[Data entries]

■ ■ ■ ■

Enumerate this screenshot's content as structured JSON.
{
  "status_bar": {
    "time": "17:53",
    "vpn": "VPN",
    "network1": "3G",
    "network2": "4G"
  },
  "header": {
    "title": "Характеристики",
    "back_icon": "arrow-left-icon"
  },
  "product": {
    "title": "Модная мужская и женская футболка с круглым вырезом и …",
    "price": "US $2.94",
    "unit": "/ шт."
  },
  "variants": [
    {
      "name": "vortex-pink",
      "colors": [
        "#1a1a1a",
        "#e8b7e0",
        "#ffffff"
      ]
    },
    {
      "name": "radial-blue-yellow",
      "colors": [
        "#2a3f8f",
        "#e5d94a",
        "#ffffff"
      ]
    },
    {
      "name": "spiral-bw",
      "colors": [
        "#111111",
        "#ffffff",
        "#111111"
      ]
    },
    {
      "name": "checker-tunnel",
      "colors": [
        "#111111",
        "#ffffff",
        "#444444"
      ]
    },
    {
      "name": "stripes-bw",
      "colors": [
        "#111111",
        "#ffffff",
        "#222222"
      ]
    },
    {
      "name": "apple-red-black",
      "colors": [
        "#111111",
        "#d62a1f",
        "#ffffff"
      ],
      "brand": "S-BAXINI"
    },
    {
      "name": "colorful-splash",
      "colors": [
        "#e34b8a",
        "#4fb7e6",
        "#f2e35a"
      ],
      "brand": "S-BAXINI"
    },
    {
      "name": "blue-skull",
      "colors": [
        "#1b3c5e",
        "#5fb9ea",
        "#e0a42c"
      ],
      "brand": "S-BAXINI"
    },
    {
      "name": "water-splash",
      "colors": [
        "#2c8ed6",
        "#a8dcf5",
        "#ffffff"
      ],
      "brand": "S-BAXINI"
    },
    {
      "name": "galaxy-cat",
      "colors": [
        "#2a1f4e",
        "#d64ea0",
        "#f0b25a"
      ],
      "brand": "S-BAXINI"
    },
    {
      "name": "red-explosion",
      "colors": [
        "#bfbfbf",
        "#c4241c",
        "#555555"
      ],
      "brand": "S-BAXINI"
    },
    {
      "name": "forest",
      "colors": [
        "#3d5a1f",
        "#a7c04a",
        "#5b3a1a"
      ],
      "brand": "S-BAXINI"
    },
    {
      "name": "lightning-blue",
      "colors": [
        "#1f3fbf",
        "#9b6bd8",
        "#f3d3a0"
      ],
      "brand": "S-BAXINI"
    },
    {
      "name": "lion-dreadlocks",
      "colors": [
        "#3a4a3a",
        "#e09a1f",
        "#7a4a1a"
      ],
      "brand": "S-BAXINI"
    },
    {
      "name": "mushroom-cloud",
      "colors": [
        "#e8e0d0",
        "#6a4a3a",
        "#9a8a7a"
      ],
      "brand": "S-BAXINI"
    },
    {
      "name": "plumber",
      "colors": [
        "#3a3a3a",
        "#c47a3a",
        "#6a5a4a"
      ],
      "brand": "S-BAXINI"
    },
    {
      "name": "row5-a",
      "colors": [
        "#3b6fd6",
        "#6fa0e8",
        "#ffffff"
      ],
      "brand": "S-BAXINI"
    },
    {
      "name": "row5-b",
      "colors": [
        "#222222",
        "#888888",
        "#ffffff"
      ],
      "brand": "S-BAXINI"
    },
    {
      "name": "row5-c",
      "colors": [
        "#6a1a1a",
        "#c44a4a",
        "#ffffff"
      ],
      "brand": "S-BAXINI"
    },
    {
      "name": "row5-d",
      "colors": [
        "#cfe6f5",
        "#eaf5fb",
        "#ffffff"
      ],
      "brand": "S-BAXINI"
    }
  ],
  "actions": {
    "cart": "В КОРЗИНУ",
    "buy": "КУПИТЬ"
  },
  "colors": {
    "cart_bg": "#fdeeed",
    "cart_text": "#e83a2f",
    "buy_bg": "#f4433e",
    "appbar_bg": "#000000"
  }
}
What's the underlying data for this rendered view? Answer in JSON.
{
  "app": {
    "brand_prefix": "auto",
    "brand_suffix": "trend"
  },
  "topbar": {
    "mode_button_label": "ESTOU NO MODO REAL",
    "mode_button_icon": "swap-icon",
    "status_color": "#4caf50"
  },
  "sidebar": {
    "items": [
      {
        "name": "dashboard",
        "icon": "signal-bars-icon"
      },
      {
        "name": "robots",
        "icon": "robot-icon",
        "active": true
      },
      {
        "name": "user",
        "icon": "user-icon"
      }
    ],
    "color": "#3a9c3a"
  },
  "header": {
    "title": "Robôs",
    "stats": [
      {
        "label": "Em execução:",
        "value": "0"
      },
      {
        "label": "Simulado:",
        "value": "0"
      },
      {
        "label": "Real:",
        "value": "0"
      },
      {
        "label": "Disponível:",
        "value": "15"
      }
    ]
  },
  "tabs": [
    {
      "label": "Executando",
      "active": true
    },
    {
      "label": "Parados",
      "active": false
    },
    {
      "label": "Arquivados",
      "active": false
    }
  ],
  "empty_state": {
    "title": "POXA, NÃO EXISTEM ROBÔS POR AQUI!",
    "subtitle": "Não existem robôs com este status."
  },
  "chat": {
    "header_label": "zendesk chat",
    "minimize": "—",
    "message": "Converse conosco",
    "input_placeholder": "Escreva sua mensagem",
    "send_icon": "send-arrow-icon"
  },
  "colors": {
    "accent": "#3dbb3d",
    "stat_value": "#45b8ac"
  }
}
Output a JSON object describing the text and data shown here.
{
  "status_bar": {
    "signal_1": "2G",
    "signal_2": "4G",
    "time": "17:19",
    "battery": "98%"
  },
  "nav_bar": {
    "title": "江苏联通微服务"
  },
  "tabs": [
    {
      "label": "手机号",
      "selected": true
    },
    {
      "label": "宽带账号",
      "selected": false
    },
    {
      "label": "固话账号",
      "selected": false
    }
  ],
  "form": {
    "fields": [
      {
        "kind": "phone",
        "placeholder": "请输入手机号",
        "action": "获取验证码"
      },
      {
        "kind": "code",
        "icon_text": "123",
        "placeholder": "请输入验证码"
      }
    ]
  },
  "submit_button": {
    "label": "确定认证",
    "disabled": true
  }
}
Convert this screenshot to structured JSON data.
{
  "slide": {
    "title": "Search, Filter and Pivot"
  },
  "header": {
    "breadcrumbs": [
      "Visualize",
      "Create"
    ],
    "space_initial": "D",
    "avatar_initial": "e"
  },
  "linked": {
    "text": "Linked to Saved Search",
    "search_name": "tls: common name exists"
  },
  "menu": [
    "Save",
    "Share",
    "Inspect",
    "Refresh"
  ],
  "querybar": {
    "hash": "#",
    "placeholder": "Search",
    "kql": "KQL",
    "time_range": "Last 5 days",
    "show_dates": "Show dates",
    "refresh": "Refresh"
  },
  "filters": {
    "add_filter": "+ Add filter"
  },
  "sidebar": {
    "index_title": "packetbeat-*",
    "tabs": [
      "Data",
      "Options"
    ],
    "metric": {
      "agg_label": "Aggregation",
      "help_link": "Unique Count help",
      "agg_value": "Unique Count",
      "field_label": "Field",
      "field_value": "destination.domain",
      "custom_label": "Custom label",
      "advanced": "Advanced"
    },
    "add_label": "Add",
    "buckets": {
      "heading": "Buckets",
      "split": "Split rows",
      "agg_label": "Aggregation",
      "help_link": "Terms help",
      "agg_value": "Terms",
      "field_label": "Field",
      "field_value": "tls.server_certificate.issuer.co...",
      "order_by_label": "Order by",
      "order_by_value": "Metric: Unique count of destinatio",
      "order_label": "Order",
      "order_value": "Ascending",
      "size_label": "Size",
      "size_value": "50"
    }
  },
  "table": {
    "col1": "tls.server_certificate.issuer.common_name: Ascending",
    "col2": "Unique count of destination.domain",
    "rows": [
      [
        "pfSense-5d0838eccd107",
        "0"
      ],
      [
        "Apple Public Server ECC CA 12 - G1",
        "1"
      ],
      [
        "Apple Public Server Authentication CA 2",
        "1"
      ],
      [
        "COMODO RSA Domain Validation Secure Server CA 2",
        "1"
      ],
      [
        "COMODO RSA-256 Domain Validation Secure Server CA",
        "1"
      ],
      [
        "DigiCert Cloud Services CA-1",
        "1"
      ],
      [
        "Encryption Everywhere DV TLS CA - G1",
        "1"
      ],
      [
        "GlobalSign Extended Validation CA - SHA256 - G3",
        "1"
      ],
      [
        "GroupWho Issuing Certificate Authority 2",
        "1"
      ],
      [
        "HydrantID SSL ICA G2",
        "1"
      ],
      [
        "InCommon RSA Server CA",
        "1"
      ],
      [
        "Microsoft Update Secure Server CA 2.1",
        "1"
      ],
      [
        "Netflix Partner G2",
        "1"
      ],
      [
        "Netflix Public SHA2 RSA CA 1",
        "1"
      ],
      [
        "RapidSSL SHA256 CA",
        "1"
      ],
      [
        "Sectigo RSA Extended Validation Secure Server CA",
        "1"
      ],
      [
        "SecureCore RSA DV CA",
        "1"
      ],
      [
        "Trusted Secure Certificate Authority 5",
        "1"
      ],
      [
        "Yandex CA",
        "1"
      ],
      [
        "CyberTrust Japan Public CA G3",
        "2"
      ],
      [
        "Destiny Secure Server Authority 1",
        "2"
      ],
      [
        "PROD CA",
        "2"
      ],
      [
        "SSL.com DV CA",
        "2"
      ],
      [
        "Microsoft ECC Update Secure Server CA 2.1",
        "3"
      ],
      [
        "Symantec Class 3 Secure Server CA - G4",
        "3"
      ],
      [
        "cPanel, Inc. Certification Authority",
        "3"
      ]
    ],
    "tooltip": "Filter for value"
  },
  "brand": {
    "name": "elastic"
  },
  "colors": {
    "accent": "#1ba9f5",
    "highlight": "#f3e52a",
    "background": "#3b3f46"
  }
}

■ ■ ■ ■

- _WHAT YOU ARE ASKED TO DO_: Of all the lines above, how many contain the word "splash"? Answer with only the number.

- _OUTPUT OF THE TASK_: 2